- YOUR INSTRUCTIONS:
In the listing below, pick out lines with "Задача".

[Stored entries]
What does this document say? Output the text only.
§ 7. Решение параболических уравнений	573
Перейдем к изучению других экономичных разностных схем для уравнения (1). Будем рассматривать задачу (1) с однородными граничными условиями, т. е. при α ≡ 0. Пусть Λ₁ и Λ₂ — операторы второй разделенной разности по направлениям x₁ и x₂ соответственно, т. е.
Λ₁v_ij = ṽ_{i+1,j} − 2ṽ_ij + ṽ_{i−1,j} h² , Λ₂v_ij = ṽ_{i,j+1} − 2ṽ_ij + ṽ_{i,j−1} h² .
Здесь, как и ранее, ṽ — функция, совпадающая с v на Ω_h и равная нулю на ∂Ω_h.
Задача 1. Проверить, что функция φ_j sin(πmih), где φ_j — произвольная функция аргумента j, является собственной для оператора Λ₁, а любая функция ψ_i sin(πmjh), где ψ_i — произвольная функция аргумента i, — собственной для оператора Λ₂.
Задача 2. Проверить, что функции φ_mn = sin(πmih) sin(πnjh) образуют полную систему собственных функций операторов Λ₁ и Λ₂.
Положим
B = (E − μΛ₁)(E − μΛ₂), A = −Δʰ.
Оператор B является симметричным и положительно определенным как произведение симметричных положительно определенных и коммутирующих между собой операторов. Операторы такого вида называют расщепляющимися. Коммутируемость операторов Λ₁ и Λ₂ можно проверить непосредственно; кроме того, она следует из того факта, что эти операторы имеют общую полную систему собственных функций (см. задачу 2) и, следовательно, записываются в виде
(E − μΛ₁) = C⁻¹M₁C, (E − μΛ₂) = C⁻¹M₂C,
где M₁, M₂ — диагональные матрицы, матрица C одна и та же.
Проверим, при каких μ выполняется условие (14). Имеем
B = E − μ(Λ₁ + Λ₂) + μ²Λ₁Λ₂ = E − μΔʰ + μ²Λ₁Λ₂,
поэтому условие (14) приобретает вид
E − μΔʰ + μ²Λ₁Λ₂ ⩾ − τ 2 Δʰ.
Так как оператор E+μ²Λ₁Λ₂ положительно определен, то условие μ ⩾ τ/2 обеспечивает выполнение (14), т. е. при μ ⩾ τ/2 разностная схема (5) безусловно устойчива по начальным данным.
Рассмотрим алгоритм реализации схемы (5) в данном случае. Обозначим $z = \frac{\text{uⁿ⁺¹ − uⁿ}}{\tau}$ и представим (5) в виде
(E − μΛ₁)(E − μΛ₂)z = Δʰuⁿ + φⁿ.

- EXERCISE ANSWER:
Задача 1. Проверить, что функция φ_j sin(πmih), где φ_j — произвольная функция аргумента j, является собственной для оператора Λ₁, а любая функция ψ_i sin(πmjh), где ψ_i — произвольная функция аргумента i, — собственной для оператора Λ₂.
Задача 2. Проверить, что функции φ_mn = sin(πmih) sin(πnjh) образуют полную систему собственных функций операторов Λ₁ и Λ₂.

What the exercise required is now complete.